[WORKING DATA]:
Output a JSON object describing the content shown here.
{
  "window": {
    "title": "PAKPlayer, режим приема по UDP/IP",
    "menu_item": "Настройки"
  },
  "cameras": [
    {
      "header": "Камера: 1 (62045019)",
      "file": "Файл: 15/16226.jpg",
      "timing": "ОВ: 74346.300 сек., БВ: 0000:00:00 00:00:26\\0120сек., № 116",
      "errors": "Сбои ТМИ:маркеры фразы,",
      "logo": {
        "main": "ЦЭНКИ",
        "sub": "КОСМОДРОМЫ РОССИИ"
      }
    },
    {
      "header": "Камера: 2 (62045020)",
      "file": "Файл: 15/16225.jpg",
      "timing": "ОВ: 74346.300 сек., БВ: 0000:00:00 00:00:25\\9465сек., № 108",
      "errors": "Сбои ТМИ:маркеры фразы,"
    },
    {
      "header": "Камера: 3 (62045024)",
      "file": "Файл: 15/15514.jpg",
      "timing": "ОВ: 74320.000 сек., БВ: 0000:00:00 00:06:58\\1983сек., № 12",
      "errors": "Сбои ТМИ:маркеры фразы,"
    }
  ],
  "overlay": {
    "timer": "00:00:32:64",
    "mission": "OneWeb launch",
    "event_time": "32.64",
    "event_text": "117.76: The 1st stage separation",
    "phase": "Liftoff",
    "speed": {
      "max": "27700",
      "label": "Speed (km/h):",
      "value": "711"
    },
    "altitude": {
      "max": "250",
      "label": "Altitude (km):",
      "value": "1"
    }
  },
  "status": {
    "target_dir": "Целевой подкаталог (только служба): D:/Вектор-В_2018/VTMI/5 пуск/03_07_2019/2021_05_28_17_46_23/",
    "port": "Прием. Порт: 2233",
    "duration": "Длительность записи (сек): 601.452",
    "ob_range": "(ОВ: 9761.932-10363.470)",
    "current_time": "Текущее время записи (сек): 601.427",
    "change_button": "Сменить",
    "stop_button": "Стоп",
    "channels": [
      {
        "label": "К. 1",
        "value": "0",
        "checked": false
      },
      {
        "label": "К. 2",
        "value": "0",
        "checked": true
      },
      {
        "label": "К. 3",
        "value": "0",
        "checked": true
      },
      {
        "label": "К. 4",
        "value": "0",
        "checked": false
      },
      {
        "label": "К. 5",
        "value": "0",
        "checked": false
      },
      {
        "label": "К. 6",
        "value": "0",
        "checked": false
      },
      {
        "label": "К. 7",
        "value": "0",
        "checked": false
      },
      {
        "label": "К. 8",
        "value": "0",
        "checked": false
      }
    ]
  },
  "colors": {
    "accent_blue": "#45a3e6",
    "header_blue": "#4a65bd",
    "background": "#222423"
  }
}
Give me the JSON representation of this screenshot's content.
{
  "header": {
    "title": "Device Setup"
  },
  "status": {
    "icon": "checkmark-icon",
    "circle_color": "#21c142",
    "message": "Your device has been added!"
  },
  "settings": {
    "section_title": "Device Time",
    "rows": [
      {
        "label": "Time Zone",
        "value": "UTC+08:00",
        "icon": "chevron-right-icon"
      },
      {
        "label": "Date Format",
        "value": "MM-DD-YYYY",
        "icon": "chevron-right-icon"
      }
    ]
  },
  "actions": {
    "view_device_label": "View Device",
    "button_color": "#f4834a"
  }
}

[WHAT YOU HAVE TO DO]:
Print the line containing "Give me the" and every line after it to the end of the records above, exactly as written, and nothing else.

[PROBLEM SOLUTION]:
Give me the JSON representation of this screenshot's content.
{
  "header": {
    "title": "Device Setup"
  },
  "status": {
    "icon": "checkmark-icon",
    "circle_color": "#21c142",
    "message": "Your device has been added!"
  },
  "settings": {
    "section_title": "Device Time",
    "rows": [
      {
        "label": "Time Zone",
        "value": "UTC+08:00",
        "icon": "chevron-right-icon"
      },
      {
        "label": "Date Format",
        "value": "MM-DD-YYYY",
        "icon": "chevron-right-icon"
      }
    ]
  },
  "actions": {
    "view_device_label": "View Device",
    "button_color": "#f4834a"
  }
}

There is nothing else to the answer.